• [STATED EXERCISE]: Copy the lines below as they are; omit the images they contain.

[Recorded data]
--- begin ---

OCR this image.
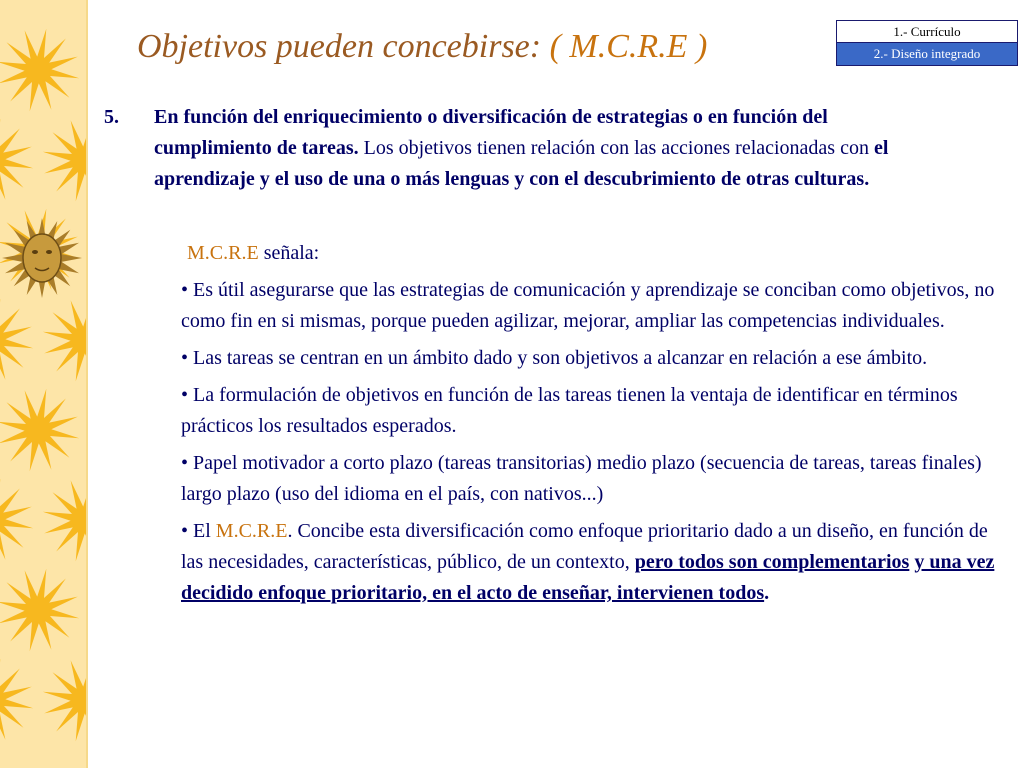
Objetivos pueden concebirse: ( M.C.R.E )	1.- Currículo
2.- Diseño integrado
5. En función del enriquecimiento o diversificación de estrategias o en función del cumplimiento de tareas. Los objetivos tienen relación con las acciones relacionadas con el aprendizaje y el uso de una o más lenguas y con el descubrimiento de otras culturas.
M.C.R.E señala:
• Es útil asegurarse que las estrategias de comunicación y aprendizaje se conciban como objetivos, no como fin en si mismas, porque pueden agilizar, mejorar, ampliar las competencias individuales.
• Las tareas se centran en un ámbito dado y son objetivos a alcanzar en relación a ese ámbito.
• La formulación de objetivos en función de las tareas tienen la ventaja de identificar en términos prácticos los resultados esperados.
• Papel motivador a corto plazo (tareas transitorias) medio plazo (secuencia de tareas, tareas finales) largo plazo (uso del idioma en el país, con nativos...)
• El M.C.R.E. Concibe esta diversificación como enfoque prioritario dado a un diseño, en función de las necesidades, características, público, de un contexto, pero todos son complementarios y una vez decidido enfoque prioritario, en el acto de enseñar, intervienen todos.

--- end ---

• [COMPLETE OUTPUT]:
OCR this image.
Objetivos pueden concebirse: ( M.C.R.E )	1.- Currículo
2.- Diseño integrado
5. En función del enriquecimiento o diversificación de estrategias o en función del cumplimiento de tareas. Los objetivos tienen relación con las acciones relacionadas con el aprendizaje y el uso de una o más lenguas y con el descubrimiento de otras culturas.
M.C.R.E señala:
• Es útil asegurarse que las estrategias de comunicación y aprendizaje se conciban como objetivos, no como fin en si mismas, porque pueden agilizar, mejorar, ampliar las competencias individuales.
• Las tareas se centran en un ámbito dado y son objetivos a alcanzar en relación a ese ámbito.
• La formulación de objetivos en función de las tareas tienen la ventaja de identificar en términos prácticos los resultados esperados.
• Papel motivador a corto plazo (tareas transitorias) medio plazo (secuencia de tareas, tareas finales) largo plazo (uso del idioma en el país, con nativos...)
• El M.C.R.E. Concibe esta diversificación como enfoque prioritario dado a un diseño, en función de las necesidades, características, público, de un contexto, pero todos son complementarios y una vez decidido enfoque prioritario, en el acto de enseñar, intervienen todos.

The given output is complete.